= PASSAGE TO READ =
Welcome to a new feature from us at On The Forecheck! Shaun Smith and I continue our coverage of the Nashville Predators home games this season, and we’re going to provide some extra insight, statistics and media from the game that wouldn’t necessarily be included in our regular post-game recap.  Let us know what you think in the comments!

Out of Their Depth

Despite Mikael Granlund’s three-point night (one goal, two assists) and the early goal by Eeli Tolvanen, Nashville’s top line of Filip Forsberg (two assists), Matt Duchene and Ryan Johansen was the only group capable of generating offense consistently.

Below are several metrics describing just how big the difference was when that unit was on the ice compared to the other nine forwards.

(Note: All stats are at 5 on 5. Percentages are based on the number of shot attempts, shots on goal, high-danger shot attempts and expected goals created by Nashville compared to Seattle. A percentage higher than 50% denotes a Nashville advantage. Data courtesy Natural Stat Trick.)

The twelve shot attempts by the top line resulted in a +10 shot attempt advantage – indicating that Nashville was much better at establishing and maintaining possession of the puck, something the team struggled with on a whole last night.

If Nashville is going to find success offensively this season, they’re going to have to come up with reliable depth past the top line.

Penalty Kill Woes Continue

Nashville spent 3:35 killing penalties last night, and as you all well know, it did not go well.  While Nashville limited the Seattle power play to just three unblocked shot attempts, two of those shots found their way to the back of the net. If the Predators were able to suppress shot opportunities, what else could have contributed to the back-breaking (and game-deciding) goals?

One possible answer is the penalty kill performance of Juuse Saros. The young netminder overcame a slow start last season to finish as one of the best goaltenders in the NHL, led by his stellar results at even strength. Saros’ penalty-killing performance, however, may have kept him out of Vezina Trophy discussions.

Saros appeared to have more trouble saving shots taken from his right side; however, his performance overall remained particularly concerning. The Nashville penalty-killing units this season will have to improve their defensive effort not only to continue suppressing shots, but also to force opposing teams to take low-quality, long-distance shots.

A Big Phillipe of Faith

Phillipe Myers will likely be largely known by Predators fans as the return from the offseason trade of defender Ryan Ellis.  And while a simple glance confirms that he fits the “big body” defender role General Manager David Poile put an emphasis on this offseason, Myers’s first game in a Predators sweater was encouraging.

With Myers on the ice at 5 on 5 last night, Nashville out-shot Seattle – in fact, the Predators’ eight unblocked shot attempts between the circles matched the total number of attempts made by the Kraken.

= PROMPT =
Resume the Predators game analysis above, picking up right after its final sentence about Myers on the ice at 5 on 5.

= PROVIDED DATA =
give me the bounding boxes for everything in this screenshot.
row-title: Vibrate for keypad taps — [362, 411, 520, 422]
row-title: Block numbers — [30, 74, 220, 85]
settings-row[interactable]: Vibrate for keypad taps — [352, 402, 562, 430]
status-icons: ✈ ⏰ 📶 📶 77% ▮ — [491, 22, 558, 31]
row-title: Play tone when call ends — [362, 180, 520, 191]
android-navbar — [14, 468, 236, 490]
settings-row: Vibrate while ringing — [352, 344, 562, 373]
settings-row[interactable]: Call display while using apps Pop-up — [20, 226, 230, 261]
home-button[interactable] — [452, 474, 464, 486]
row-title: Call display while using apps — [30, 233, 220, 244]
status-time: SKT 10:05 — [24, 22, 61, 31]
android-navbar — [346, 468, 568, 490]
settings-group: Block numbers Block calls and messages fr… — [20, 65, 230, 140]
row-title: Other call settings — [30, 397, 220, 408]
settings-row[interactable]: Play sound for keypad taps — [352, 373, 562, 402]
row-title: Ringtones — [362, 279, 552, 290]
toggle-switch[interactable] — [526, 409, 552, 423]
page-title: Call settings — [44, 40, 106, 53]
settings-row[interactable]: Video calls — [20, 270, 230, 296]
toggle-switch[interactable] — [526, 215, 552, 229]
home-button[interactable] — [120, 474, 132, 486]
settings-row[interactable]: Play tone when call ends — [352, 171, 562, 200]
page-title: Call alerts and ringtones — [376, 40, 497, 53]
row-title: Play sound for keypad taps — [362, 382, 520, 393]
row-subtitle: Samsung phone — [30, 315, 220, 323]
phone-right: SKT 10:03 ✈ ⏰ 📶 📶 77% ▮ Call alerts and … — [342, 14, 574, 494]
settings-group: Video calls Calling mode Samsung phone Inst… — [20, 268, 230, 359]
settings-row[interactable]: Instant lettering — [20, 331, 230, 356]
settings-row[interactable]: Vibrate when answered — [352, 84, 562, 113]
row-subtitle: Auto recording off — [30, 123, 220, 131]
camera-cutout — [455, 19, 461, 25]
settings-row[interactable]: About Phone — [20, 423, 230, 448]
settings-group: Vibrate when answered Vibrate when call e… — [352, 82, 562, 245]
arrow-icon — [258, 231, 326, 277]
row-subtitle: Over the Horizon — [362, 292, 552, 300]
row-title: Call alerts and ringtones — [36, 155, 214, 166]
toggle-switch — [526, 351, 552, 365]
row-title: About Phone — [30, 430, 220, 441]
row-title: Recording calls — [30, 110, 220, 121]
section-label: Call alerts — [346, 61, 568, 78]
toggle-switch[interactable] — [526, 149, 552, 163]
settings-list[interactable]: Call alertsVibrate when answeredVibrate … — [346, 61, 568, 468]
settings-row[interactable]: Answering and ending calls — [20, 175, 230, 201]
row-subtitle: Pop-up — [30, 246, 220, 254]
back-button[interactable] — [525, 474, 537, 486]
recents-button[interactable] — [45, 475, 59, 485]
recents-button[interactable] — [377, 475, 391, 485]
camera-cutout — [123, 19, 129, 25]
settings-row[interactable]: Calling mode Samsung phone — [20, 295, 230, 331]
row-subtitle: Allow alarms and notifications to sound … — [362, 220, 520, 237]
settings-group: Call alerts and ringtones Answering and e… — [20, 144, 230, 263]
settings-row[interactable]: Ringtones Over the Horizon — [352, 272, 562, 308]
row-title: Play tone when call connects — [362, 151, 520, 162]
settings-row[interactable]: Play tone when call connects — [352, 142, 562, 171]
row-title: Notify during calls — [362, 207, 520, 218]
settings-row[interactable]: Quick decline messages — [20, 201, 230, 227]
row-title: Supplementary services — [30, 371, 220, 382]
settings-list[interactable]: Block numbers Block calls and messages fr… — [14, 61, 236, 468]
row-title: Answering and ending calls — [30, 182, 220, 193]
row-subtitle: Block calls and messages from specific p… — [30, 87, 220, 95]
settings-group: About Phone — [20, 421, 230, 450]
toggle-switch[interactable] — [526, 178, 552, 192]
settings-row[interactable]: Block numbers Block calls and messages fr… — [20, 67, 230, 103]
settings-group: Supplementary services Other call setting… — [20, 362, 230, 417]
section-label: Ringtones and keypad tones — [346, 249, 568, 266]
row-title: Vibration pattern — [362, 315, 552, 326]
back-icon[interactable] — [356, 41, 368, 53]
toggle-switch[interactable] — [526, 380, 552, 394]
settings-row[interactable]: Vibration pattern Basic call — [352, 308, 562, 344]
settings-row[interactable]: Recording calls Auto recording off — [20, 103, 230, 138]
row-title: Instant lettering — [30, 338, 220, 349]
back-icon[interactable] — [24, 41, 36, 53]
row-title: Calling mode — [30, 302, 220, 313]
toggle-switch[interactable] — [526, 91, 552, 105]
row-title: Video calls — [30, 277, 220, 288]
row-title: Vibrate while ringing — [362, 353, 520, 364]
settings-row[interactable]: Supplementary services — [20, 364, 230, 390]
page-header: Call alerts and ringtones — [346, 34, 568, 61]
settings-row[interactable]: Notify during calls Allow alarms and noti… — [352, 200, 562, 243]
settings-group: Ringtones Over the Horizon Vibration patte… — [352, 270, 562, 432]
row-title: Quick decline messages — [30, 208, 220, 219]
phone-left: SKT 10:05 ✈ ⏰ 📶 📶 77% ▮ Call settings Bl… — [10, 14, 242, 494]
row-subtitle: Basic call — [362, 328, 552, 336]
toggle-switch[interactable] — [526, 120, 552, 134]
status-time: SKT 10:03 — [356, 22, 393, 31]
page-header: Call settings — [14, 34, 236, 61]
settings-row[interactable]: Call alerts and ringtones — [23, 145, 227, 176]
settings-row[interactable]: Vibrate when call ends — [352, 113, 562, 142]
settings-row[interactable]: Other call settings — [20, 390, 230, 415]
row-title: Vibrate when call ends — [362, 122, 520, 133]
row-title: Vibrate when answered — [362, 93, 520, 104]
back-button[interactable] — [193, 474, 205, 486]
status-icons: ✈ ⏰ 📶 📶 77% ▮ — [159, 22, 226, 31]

= TASK OUTPUT =
It’s obviously too early to come to any conclusions regarding Myers’s performance with a one-game sample, but those who were concerned about replacing an elite defender like Ellis have at least one game to feel better about.

Top Performers – Game Score

Cole Palmer of Hockey Stat Cards creates single-game player evaluations utilizing data from Natural Stat Trick and the Game Score metric (specifically the one created by Dom Luszczysyn).  Game score is a rough, single-number metric that utilizes all the statistics available to essentially “grade” each player in the game.

As expected, Mikael Granlund led all players with his three-point performance, and Nashville players made up nine of the top ten game scores in the game.  However, the swift dropoff in performance is yet another indicator that aside from the top six, Nashville was completely unable to generate offense or stop Seattle on defense.

Analytic Breakdown – Game Recaps for Nerds

Most of you are familiar by now with my game charts on Twitter – this series will also showcase the statistical breakdown as well, and I’ll provide three good things and three bad about the performance. Click through the gallery to see all the charts:

The Good

  1. Mattias Ekholm putting new contract to good use – Ekholm spent the majority of last season paired with Dante Fabbro when both were healthy, so it was a bit of a surprise to see Myers with Ekholm and Fabbro on the third pair alongside Ben Harpur.  But Ekholm and Myers did not disappoint, and put up a strong defensive effort both in shot suppression and shot quality.
  2. Eeli Tolvanen: Two-way forward – while the “youth movement” has largely focused on the rise of players like Tanner Jeannot as well as first-round pick Philip Tomasino, Tolvanen was one of the only young players to have a positive impact on the game.  Tolvanen was tied for the team lead in high-danger shot attempts (two) at 5 on 5 with his three shots on goal.  Tolvanen continued his aggressive forechecking that was on display this preseason, hounding Seattle players in the Kraken zone as well. One thing missing? Tolvanen did not register any hits last night (according to the NHL scorekeepers), but that may be for the best to maintain his durability.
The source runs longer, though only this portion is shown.